* TASK STATEMENT:
Tally the lines in the listing below that include "oppdrettslaks". Answer with the count and nothing more.

* INPUT RECORDS:
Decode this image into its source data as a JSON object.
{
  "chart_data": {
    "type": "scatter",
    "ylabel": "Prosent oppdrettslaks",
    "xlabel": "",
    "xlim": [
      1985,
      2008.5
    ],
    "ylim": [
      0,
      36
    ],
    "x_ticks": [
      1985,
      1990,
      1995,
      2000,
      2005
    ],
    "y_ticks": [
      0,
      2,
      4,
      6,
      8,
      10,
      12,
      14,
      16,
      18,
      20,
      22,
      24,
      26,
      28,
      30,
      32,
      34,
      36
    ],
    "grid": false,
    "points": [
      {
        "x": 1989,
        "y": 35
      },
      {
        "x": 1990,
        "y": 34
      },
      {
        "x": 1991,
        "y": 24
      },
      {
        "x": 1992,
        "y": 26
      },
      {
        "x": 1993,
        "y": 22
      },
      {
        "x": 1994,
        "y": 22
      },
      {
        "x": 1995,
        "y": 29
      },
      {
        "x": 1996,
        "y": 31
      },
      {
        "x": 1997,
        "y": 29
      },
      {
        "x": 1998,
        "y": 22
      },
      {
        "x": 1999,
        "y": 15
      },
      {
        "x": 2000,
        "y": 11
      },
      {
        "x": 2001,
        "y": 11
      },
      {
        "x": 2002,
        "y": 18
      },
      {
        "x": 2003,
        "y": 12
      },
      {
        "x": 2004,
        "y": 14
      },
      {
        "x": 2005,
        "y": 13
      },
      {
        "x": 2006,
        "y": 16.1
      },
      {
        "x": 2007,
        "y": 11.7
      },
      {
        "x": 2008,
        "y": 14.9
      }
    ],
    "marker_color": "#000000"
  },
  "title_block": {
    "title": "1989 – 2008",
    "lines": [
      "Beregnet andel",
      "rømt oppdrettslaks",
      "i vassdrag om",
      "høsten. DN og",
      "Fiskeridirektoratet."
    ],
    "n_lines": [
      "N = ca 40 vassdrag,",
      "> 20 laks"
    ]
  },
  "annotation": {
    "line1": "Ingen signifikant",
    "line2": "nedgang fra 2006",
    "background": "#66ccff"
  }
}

* EXPECTED OUTPUT:
2